*MATERIAL TO PROCESS:*
━━━━━━━━━━━━━━━━

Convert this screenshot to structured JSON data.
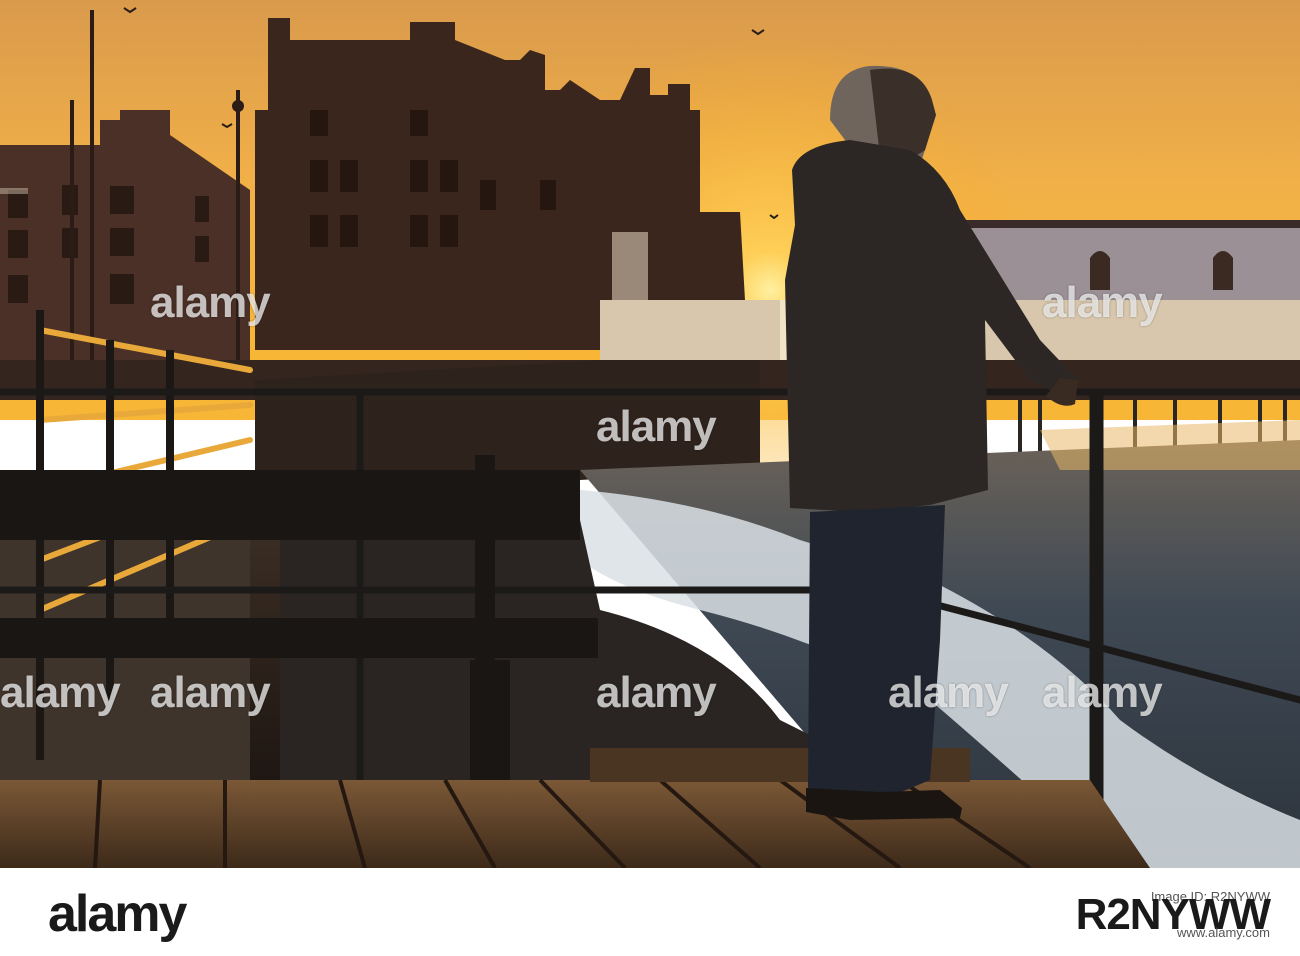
{
  "image": {
    "scene": "sunset seafront promenade silhouette with pier",
    "palette": {
      "sky_top": "#f0b04a",
      "sky_horizon": "#f7a91e",
      "sun": "#ffd768",
      "silhouette": "#2a1e18",
      "sea": "#4e5a66",
      "surf": "#dfe6ea",
      "deck": "#6b4a2e"
    }
  },
  "watermarks": [
    "alamy",
    "alamy",
    "alamy",
    "alamy",
    "alamy",
    "alamy",
    "alamy",
    "alamy"
  ],
  "footer": {
    "logo": "alamy",
    "image_id_line": "Image ID: R2NYWW",
    "site_line": "www.alamy.com",
    "code": "R2NYWW"
  }
}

━━━━━━━━━━━━━━━━

Your copy should hold every record word for word and none of the pictures.

*OUTPUT:*
Convert this screenshot to structured JSON data.
{
  "image": {
    "scene": "sunset seafront promenade silhouette with pier",
    "palette": {
      "sky_top": "#f0b04a",
      "sky_horizon": "#f7a91e",
      "sun": "#ffd768",
      "silhouette": "#2a1e18",
      "sea": "#4e5a66",
      "surf": "#dfe6ea",
      "deck": "#6b4a2e"
    }
  },
  "watermarks": [
    "alamy",
    "alamy",
    "alamy",
    "alamy",
    "alamy",
    "alamy",
    "alamy",
    "alamy"
  ],
  "footer": {
    "logo": "alamy",
    "image_id_line": "Image ID: R2NYWW",
    "site_line": "www.alamy.com",
    "code": "R2NYWW"
  }
}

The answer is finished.